*Record extracts*
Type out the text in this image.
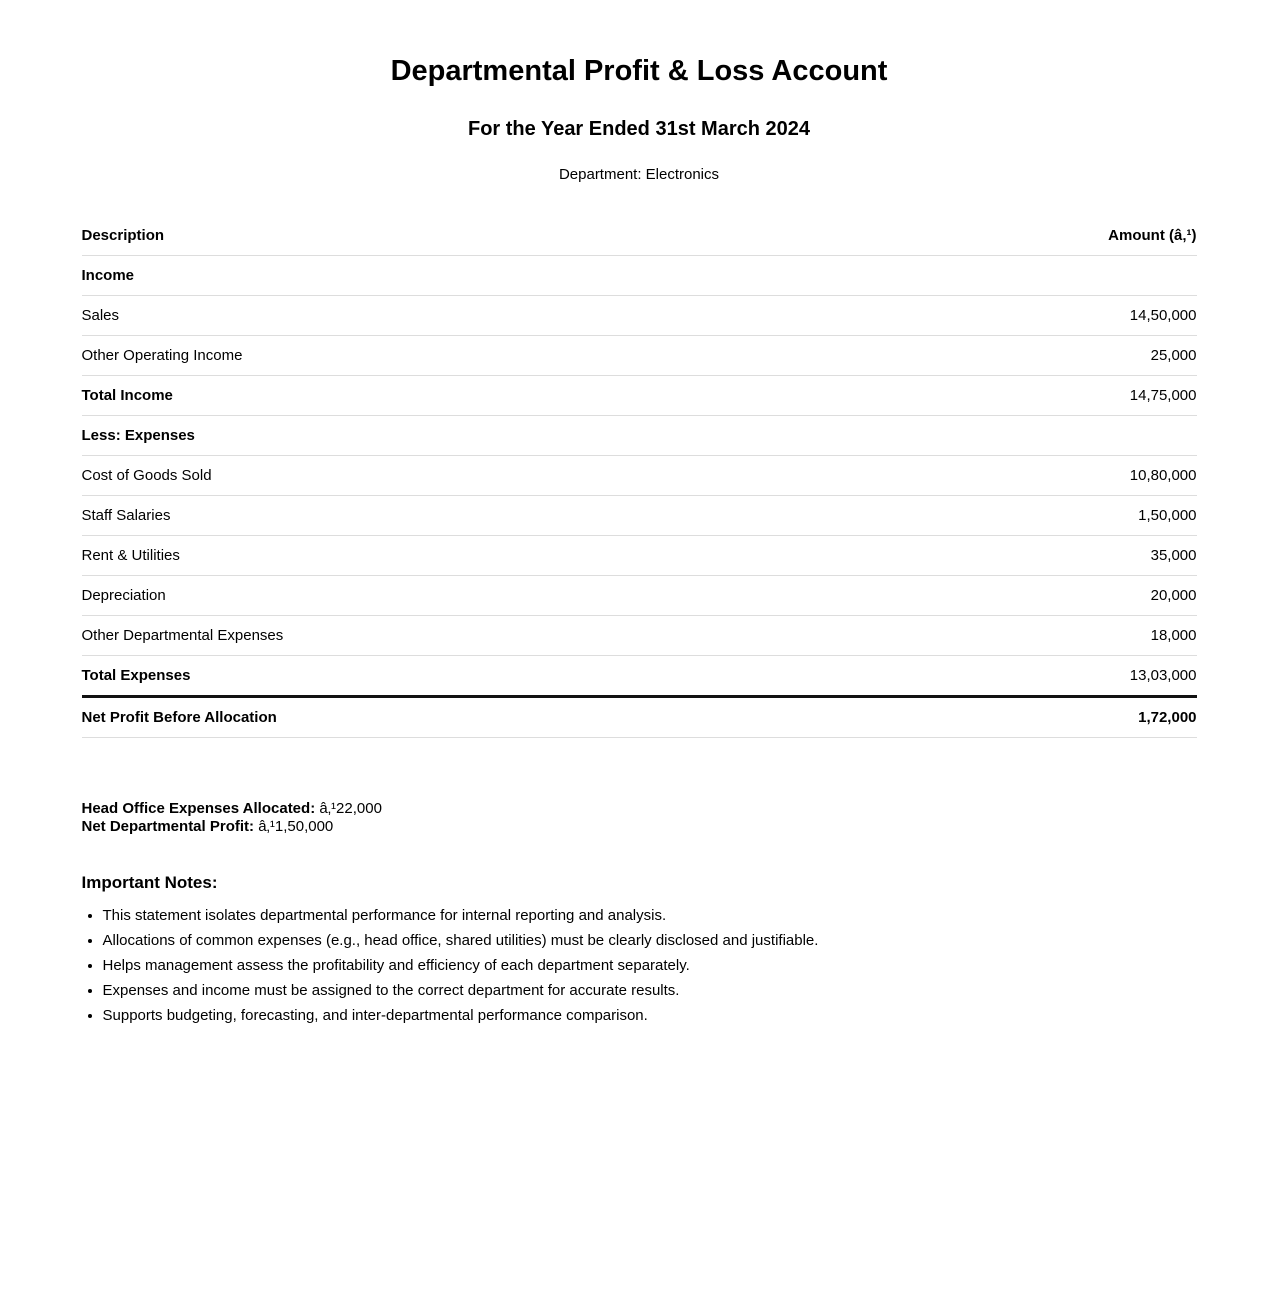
Departmental Profit & Loss Account
For the Year Ended 31st March 2024

Department: Electronics

Description	Amount (â‚¹)
Income	
Sales	14,50,000
Other Operating Income	25,000
Total Income	14,75,000
Less: Expenses	
Cost of Goods Sold	10,80,000
Staff Salaries	1,50,000
Rent & Utilities	35,000
Depreciation	20,000
Other Departmental Expenses	18,000
Total Expenses	13,03,000
Net Profit Before Allocation	1,72,000

Head Office Expenses Allocated: â‚¹22,000

Net Departmental Profit: â‚¹1,50,000

Important Notes:
• This statement isolates departmental performance for internal reporting and analysis.
• Allocations of common expenses (e.g., head office, shared utilities) must be clearly disclosed and justifiable.
• Helps management assess the profitability and efficiency of each department separately.
• Expenses and income must be assigned to the correct department for accurate results.
• Supports budgeting, forecasting, and inter-departmental performance comparison.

*Your instructions*
Transcribe the records above exactly, leaving out every picture.

*Exercise answer*
Type out the text in this image.
Departmental Profit & Loss Account
For the Year Ended 31st March 2024

Department: Electronics

Description	Amount (â‚¹)
Income	
Sales	14,50,000
Other Operating Income	25,000
Total Income	14,75,000
Less: Expenses	
Cost of Goods Sold	10,80,000
Staff Salaries	1,50,000
Rent & Utilities	35,000
Depreciation	20,000
Other Departmental Expenses	18,000
Total Expenses	13,03,000
Net Profit Before Allocation	1,72,000

Head Office Expenses Allocated: â‚¹22,000

Net Departmental Profit: â‚¹1,50,000

Important Notes:
• This statement isolates departmental performance for internal reporting and analysis.
• Allocations of common expenses (e.g., head office, shared utilities) must be clearly disclosed and justifiable.
• Helps management assess the profitability and efficiency of each department separately.
• Expenses and income must be assigned to the correct department for accurate results.
• Supports budgeting, forecasting, and inter-departmental performance comparison.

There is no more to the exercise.